What the task requires: All lines at and after the one containing "What does this", up to the end of the listing below, are to be printed exactly, with the pictures omitted.

[Data supplied]

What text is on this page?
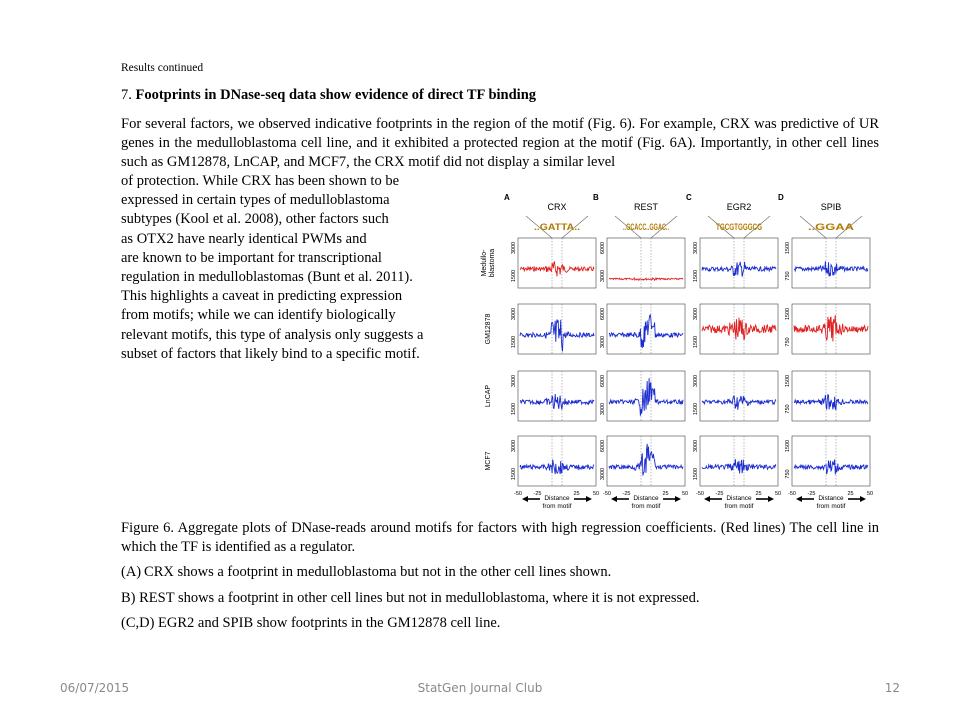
Results continued
7. Footprints in DNase-seq data show evidence of direct TF binding
For several factors, we observed indicative footprints in the region of the motif (Fig. 6). For example, CRX was predictive of UR genes in the medulloblastoma cell line, and it exhibited a protected region at the motif (Fig. 6A). Importantly, in other cell lines such as GM12878, LnCAP, and MCF7, the CRX motif did not display a similar level
of protection. While CRX has been shown to be
expressed in certain types of medulloblastoma
subtypes (Kool et al. 2008), other factors such
as OTX2 have nearly identical PWMs and
are known to be important for transcriptional
regulation in medulloblastomas (Bunt et al. 2011).
This highlights a caveat in predicting expression
from motifs; while we can identify biologically
relevant motifs, this type of analysis only suggests a
subset of factors that likely bind to a specific motif.
A
CRX
..GATTA..
B
REST
..GCACC..GGAC..
C
EGR2
TGCGTGGGCG
D
SPIB
..GGAA
Medullo-blastoma
GM12878
LnCAP
MCF7
1500
3000
3000
6000
1500
3000
750
1500
1500
3000
3000
6000
1500
3000
750
1500
1500
3000
3000
6000
1500
3000
750
1500
1500
3000
3000
6000
1500
3000
750
1500
-50 -25	25 50
Distance
from motif
-50 -25	25 50
Distance
from motif
-50 -25	25 50
Distance
from motif
-50 -25	25 50
Distance
from motif

Figure 6. Aggregate plots of DNase-reads around motifs for factors with high regression coefficients. (Red lines) The cell line in which the TF is identified as a regulator.

(A) CRX shows a footprint in medulloblastoma but not in the other cell lines shown.

B) REST shows a footprint in other cell lines but not in medulloblastoma, where it is not expressed.

(C,D) EGR2 and SPIB show footprints in the GM12878 cell line.

06/07/2015	StatGen Journal Club	12
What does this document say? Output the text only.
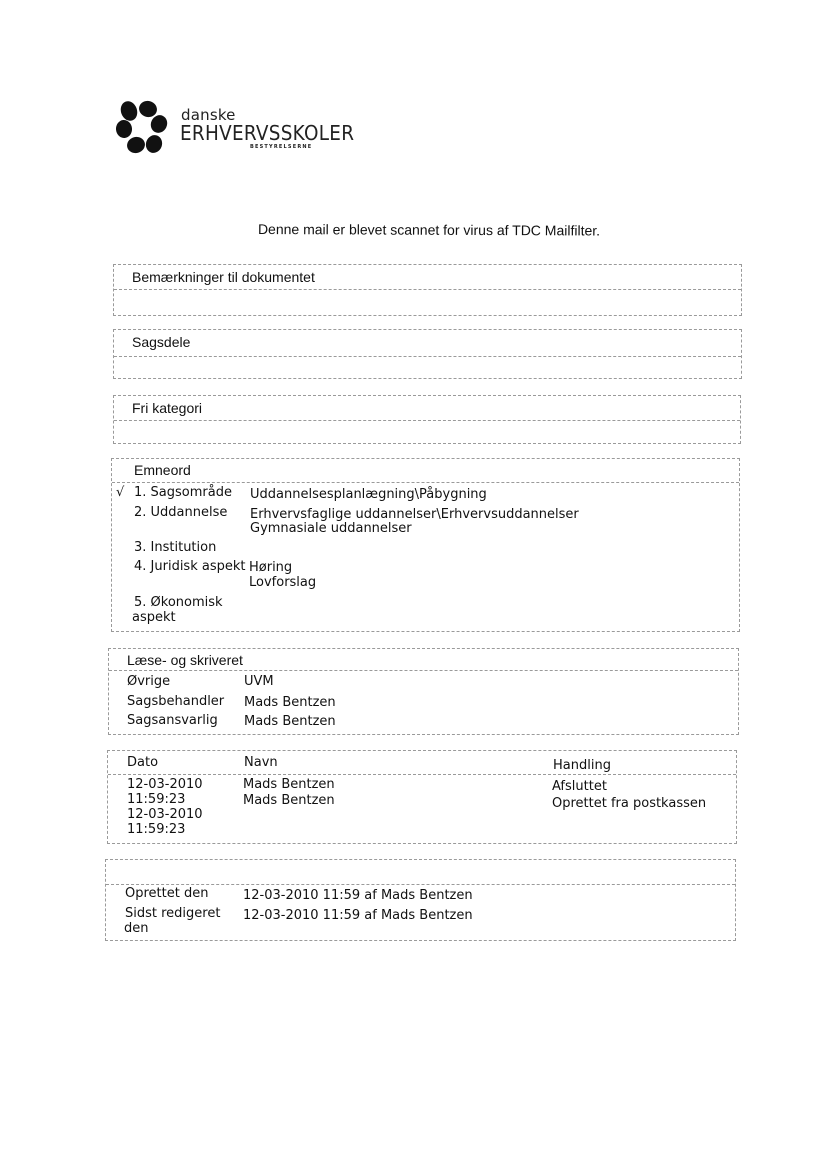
danske
ERHVERVSSKOLER
BESTYRELSERNE
Denne mail er blevet scannet for virus af TDC Mailfilter.
Bemærkninger til dokumentet
Sagsdele
Fri kategori
Emneord
√ 1. Sagsområde Uddannelsesplanlægning\Påbygning
2. Uddannelse Erhvervsfaglige uddannelser\Erhvervsuddannelser
Gymnasiale uddannelser
3. Institution
4. Juridisk aspekt Høring
Lovforslag
5. Økonomisk
aspekt
Læse- og skriveret
Øvrige	UVM
Sagsbehandler Mads Bentzen
Sagsansvarlig Mads Bentzen
Dato	Navn	Handling
12-03-2010
11:59:23
Mads Bentzen	Afsluttet
12-03-2010
11:59:23
Mads Bentzen	Oprettet fra postkassen
Oprettet den	12-03-2010 11:59 af Mads Bentzen
Sidst redigeret
den
12-03-2010 11:59 af Mads Bentzen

[/Data supplied]

Answer box:
What does this document say? Output the text only.
danske
ERHVERVSSKOLER
BESTYRELSERNE
Denne mail er blevet scannet for virus af TDC Mailfilter.
Bemærkninger til dokumentet
Sagsdele
Fri kategori
Emneord
√ 1. Sagsområde Uddannelsesplanlægning\Påbygning
2. Uddannelse Erhvervsfaglige uddannelser\Erhvervsuddannelser
Gymnasiale uddannelser
3. Institution
4. Juridisk aspekt Høring
Lovforslag
5. Økonomisk
aspekt
Læse- og skriveret
Øvrige	UVM
Sagsbehandler Mads Bentzen
Sagsansvarlig Mads Bentzen
Dato	Navn	Handling
12-03-2010
11:59:23
Mads Bentzen	Afsluttet
12-03-2010
11:59:23
Mads Bentzen	Oprettet fra postkassen
Oprettet den	12-03-2010 11:59 af Mads Bentzen
Sidst redigeret
den
12-03-2010 11:59 af Mads Bentzen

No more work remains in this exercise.